● Short task
Every line of the data that contains the string "values" must be copied.

Structured figure records:
========================================
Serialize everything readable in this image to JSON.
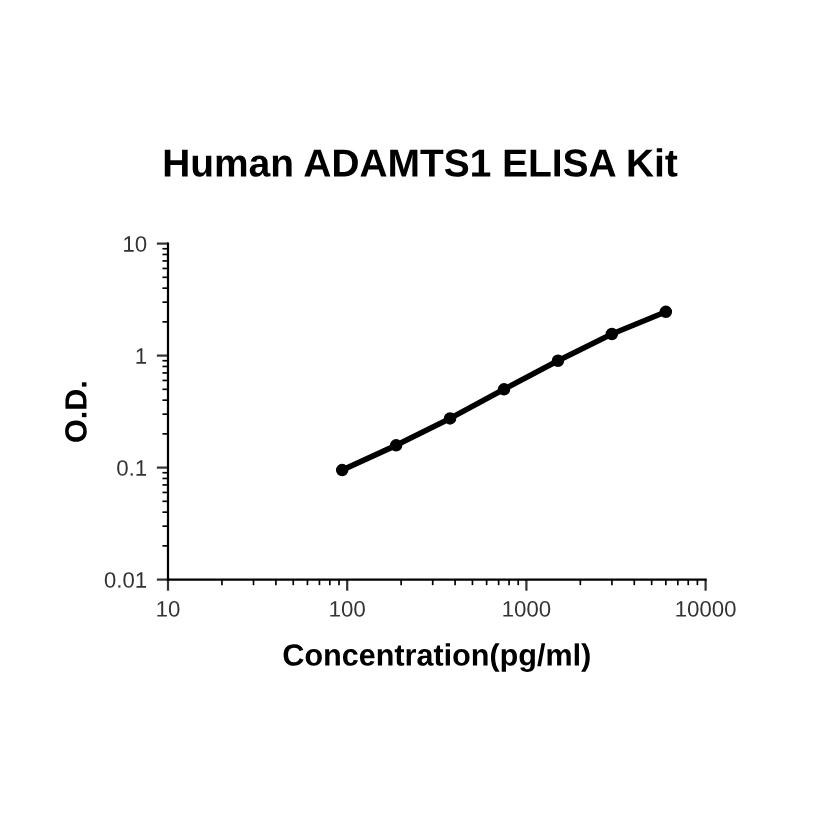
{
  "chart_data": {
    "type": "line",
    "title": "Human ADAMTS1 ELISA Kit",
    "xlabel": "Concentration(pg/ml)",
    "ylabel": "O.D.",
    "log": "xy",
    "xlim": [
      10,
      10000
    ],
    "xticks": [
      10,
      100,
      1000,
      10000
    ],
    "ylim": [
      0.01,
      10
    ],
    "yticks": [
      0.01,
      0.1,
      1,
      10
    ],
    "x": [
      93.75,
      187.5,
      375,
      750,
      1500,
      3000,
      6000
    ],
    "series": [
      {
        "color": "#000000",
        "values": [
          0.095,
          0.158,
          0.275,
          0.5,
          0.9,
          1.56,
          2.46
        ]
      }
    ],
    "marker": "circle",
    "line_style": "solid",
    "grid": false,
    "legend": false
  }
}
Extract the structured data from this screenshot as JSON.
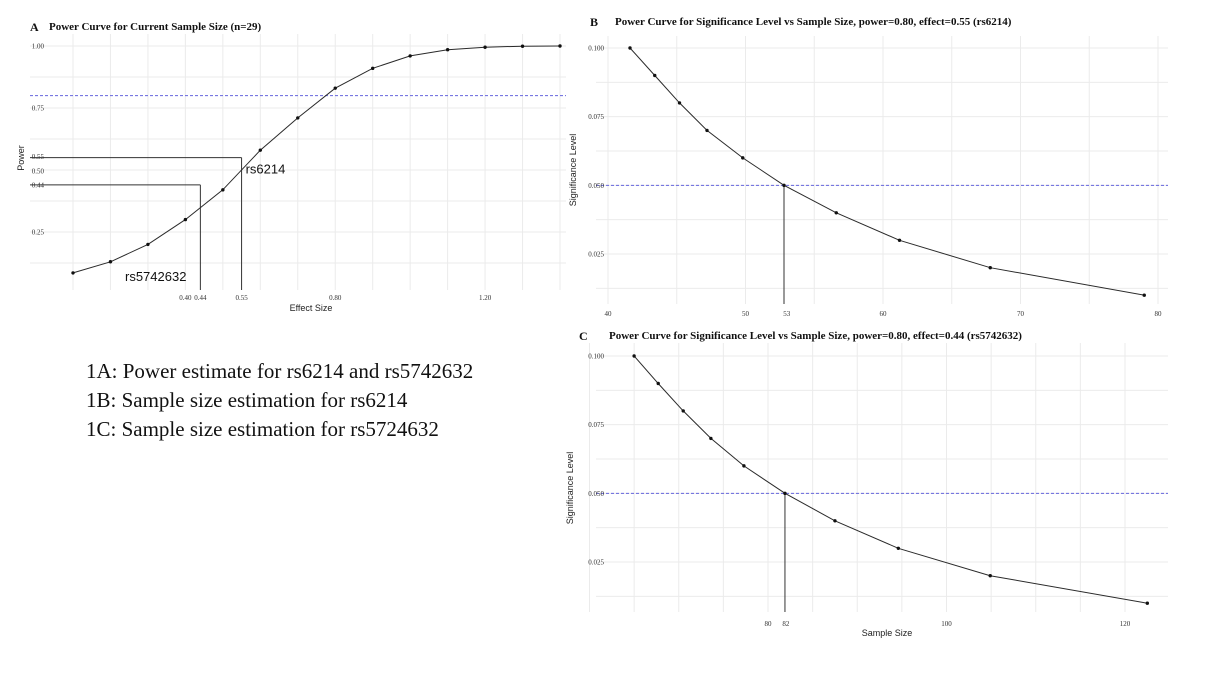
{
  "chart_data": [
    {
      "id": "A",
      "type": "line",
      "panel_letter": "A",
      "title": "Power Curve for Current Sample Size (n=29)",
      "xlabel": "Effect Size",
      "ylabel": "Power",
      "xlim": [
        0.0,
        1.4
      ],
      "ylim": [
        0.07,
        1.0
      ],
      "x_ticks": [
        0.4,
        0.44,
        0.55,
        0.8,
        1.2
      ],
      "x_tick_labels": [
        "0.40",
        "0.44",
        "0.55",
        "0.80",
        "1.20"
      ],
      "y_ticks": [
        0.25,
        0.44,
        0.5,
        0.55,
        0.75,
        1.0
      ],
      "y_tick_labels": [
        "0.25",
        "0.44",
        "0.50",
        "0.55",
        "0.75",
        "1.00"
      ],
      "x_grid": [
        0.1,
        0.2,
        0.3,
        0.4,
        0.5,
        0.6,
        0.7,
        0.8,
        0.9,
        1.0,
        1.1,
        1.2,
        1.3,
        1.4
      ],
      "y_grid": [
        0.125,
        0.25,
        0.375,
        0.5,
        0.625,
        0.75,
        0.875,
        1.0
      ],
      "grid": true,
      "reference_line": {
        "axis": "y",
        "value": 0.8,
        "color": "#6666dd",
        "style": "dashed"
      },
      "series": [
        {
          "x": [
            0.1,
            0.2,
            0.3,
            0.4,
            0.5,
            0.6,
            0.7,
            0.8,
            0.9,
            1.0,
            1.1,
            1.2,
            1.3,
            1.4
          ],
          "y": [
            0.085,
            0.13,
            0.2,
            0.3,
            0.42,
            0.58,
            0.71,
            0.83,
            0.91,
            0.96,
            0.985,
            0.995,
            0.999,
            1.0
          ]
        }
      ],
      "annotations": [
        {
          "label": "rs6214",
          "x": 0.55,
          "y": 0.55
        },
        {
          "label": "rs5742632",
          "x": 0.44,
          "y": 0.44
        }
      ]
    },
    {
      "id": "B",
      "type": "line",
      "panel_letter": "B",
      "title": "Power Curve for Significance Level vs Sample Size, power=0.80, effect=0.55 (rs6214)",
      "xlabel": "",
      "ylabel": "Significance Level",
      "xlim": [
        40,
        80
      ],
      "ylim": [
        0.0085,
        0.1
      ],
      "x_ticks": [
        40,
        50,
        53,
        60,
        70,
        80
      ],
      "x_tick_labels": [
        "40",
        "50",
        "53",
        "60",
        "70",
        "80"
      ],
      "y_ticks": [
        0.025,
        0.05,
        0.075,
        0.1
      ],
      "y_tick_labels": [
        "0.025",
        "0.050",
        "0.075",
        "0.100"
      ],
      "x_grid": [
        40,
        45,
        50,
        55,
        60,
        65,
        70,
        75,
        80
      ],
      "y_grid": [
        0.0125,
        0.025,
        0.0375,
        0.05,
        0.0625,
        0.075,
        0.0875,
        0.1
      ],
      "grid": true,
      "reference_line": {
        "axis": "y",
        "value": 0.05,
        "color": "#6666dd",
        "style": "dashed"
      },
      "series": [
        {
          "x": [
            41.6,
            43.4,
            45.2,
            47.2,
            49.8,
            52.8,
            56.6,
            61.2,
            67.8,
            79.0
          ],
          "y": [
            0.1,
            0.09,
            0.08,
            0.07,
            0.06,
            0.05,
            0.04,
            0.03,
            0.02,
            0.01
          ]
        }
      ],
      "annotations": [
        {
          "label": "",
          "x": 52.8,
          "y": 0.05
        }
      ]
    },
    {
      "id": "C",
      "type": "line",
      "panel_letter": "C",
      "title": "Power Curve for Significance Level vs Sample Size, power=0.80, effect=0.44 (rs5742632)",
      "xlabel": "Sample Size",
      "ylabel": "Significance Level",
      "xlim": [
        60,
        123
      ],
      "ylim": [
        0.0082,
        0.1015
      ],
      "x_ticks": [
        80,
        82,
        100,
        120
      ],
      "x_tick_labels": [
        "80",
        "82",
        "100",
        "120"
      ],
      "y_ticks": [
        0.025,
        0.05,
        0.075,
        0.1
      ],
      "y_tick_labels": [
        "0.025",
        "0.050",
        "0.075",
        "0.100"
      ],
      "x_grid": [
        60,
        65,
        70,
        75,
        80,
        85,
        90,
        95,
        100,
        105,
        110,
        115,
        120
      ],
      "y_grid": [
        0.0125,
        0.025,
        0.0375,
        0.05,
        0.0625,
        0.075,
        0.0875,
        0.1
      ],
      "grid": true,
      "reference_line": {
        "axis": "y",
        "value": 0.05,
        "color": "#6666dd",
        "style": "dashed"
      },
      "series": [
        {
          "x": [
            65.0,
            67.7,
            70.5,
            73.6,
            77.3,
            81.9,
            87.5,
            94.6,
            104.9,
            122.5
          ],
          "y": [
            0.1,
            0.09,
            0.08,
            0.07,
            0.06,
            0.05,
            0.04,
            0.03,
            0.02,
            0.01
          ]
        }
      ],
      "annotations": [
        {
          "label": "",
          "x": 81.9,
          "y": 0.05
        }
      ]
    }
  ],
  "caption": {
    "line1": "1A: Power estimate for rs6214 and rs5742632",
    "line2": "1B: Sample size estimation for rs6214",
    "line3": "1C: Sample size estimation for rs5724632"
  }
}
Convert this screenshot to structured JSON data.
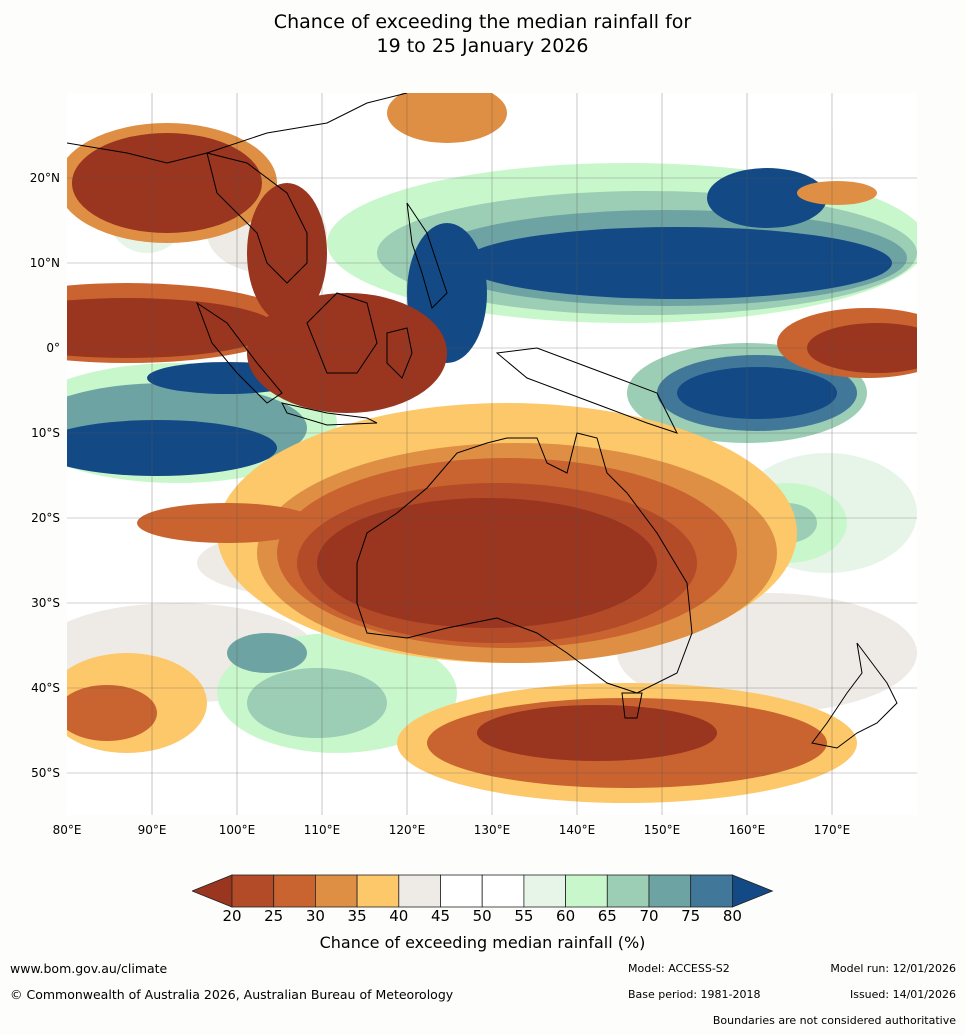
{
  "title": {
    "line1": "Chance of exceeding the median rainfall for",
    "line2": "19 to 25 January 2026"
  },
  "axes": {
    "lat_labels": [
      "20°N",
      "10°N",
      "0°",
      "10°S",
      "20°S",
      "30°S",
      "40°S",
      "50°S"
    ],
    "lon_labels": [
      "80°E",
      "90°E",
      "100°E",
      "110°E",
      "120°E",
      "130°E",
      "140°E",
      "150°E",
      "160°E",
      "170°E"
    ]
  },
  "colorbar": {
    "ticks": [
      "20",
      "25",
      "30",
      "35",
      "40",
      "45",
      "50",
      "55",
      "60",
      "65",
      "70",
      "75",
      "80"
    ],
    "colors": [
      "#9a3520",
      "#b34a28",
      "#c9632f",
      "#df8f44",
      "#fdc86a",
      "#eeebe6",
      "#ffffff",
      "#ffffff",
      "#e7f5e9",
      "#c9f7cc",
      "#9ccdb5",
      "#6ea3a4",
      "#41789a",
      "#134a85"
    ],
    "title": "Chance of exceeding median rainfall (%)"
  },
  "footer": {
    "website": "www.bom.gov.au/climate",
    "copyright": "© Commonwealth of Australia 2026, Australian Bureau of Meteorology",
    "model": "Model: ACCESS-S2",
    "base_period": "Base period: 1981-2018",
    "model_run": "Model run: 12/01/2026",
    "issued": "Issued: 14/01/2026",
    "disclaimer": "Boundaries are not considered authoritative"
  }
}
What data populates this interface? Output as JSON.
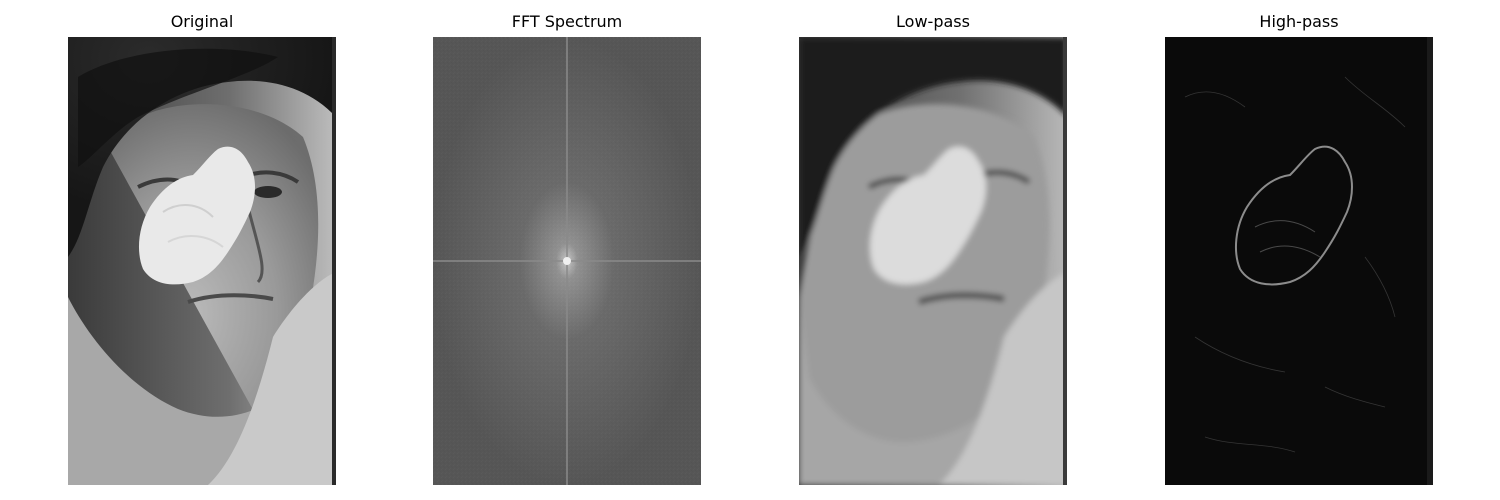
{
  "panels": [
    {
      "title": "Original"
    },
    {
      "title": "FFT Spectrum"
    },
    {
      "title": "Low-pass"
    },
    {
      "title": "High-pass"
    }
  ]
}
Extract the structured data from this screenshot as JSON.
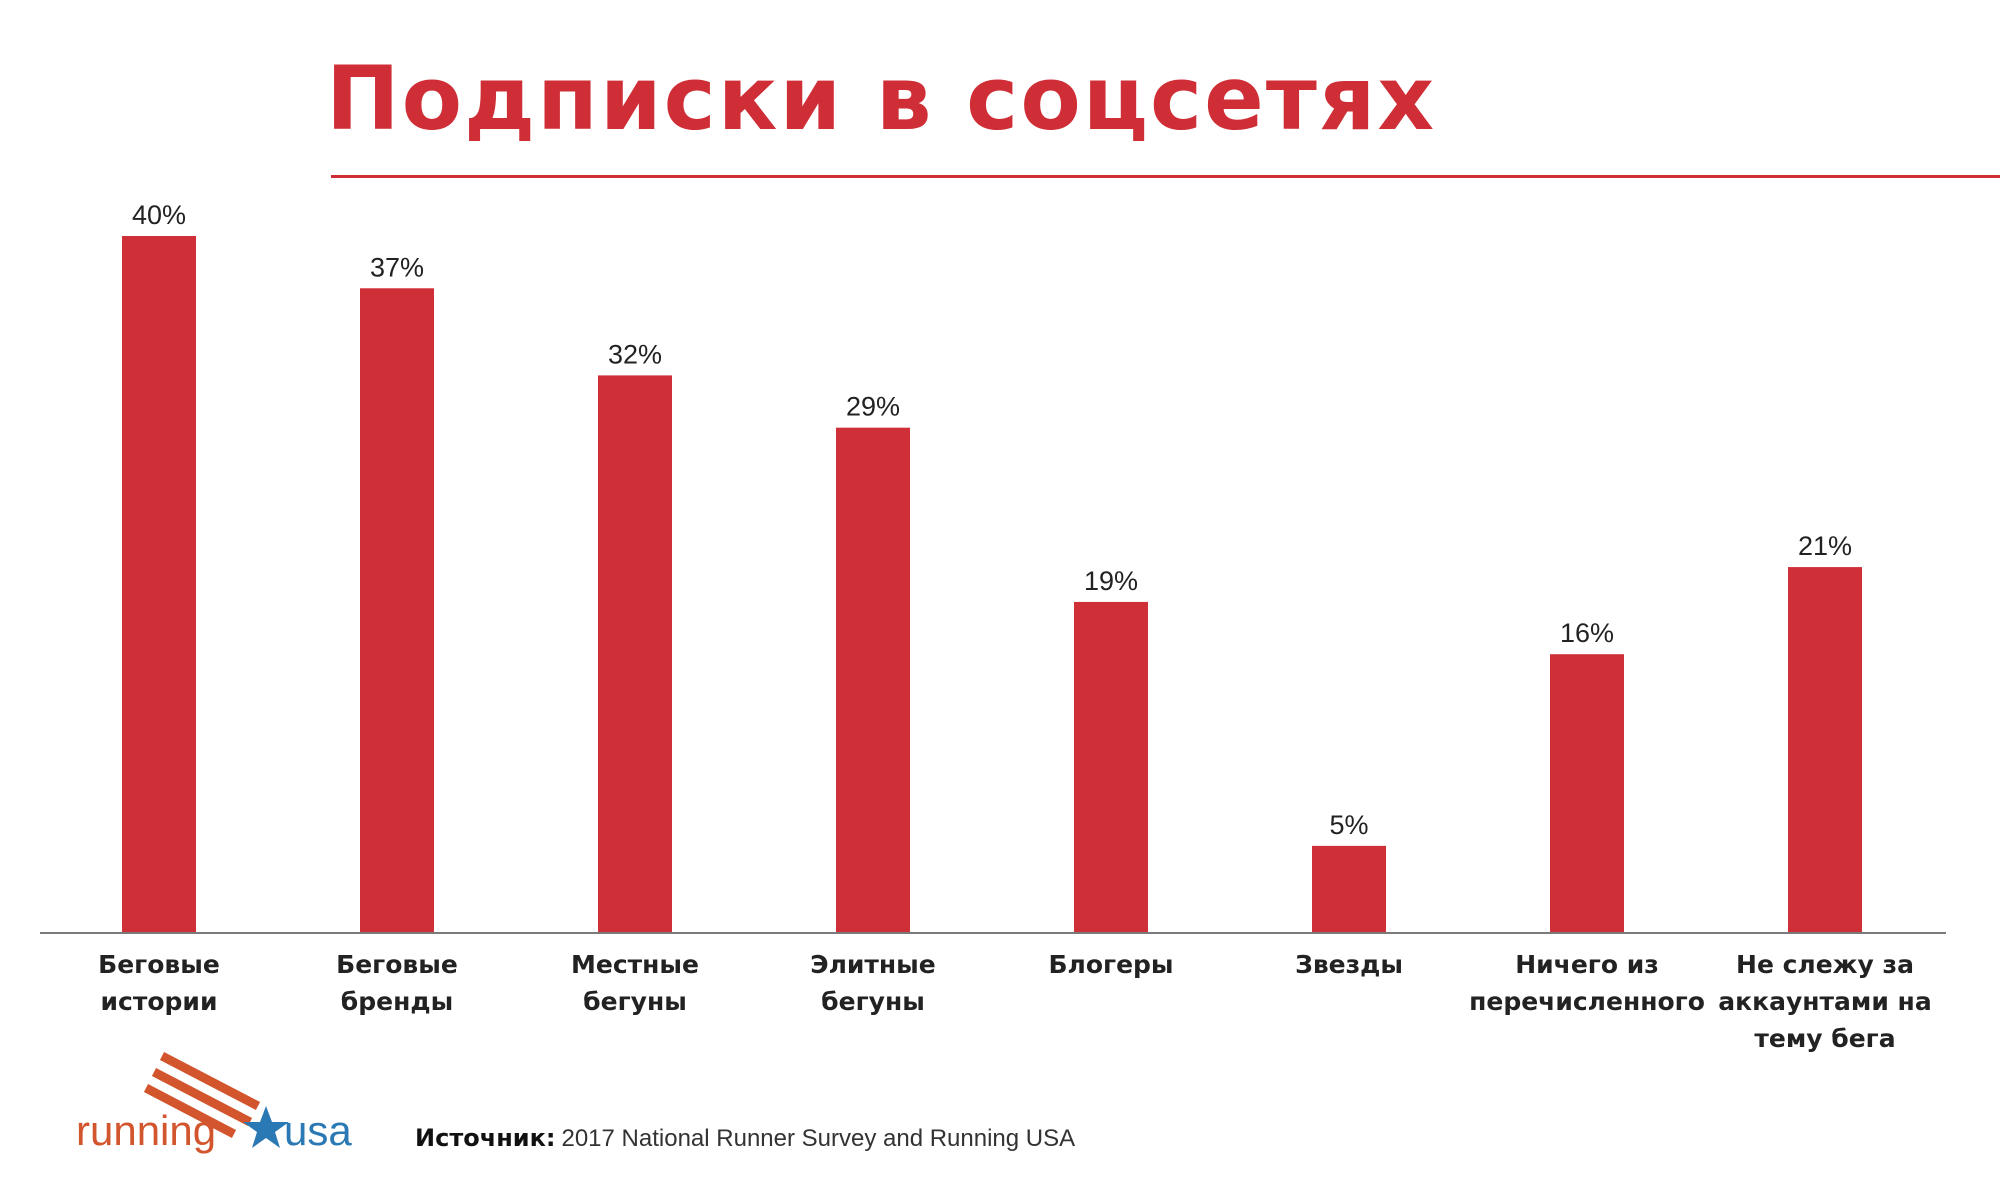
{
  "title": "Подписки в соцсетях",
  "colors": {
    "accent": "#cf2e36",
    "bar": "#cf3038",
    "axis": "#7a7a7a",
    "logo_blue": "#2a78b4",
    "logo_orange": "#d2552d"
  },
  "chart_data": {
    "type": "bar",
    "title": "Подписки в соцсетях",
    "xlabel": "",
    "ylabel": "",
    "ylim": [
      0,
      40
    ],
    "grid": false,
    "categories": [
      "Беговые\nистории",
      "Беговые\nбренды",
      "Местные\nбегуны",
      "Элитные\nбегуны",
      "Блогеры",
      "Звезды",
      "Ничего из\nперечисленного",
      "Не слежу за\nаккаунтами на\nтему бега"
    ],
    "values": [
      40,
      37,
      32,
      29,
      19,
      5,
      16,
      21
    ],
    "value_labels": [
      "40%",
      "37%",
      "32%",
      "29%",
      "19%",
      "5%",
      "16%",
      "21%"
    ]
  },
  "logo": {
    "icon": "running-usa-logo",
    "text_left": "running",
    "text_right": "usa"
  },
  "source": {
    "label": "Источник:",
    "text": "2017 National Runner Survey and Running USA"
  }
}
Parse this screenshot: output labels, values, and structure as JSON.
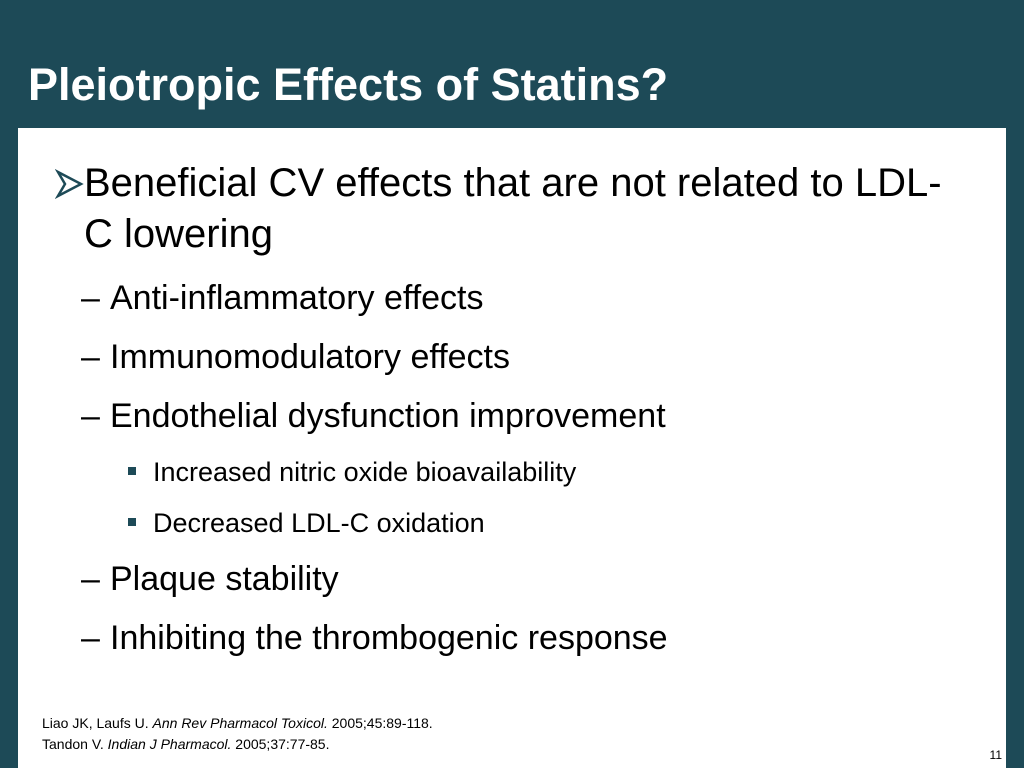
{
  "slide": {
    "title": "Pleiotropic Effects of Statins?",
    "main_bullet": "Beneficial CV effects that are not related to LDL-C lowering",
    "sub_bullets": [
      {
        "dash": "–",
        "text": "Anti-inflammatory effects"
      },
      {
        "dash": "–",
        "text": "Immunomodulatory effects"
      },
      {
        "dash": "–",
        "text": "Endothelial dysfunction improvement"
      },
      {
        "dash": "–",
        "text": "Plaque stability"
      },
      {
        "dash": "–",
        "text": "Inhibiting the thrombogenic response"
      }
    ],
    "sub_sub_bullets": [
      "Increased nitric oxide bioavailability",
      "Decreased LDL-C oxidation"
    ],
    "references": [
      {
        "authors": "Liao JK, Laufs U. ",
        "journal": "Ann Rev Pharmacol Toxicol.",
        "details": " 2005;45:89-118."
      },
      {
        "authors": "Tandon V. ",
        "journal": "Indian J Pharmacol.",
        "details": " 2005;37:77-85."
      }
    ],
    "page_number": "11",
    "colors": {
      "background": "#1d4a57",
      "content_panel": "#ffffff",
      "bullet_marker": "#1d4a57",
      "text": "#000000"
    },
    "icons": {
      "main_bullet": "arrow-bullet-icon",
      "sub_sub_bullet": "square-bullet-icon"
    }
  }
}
========================================
● Full output
        "values": [
    "values": [
Parse this screenshot: output labels, values, and structure as JSON.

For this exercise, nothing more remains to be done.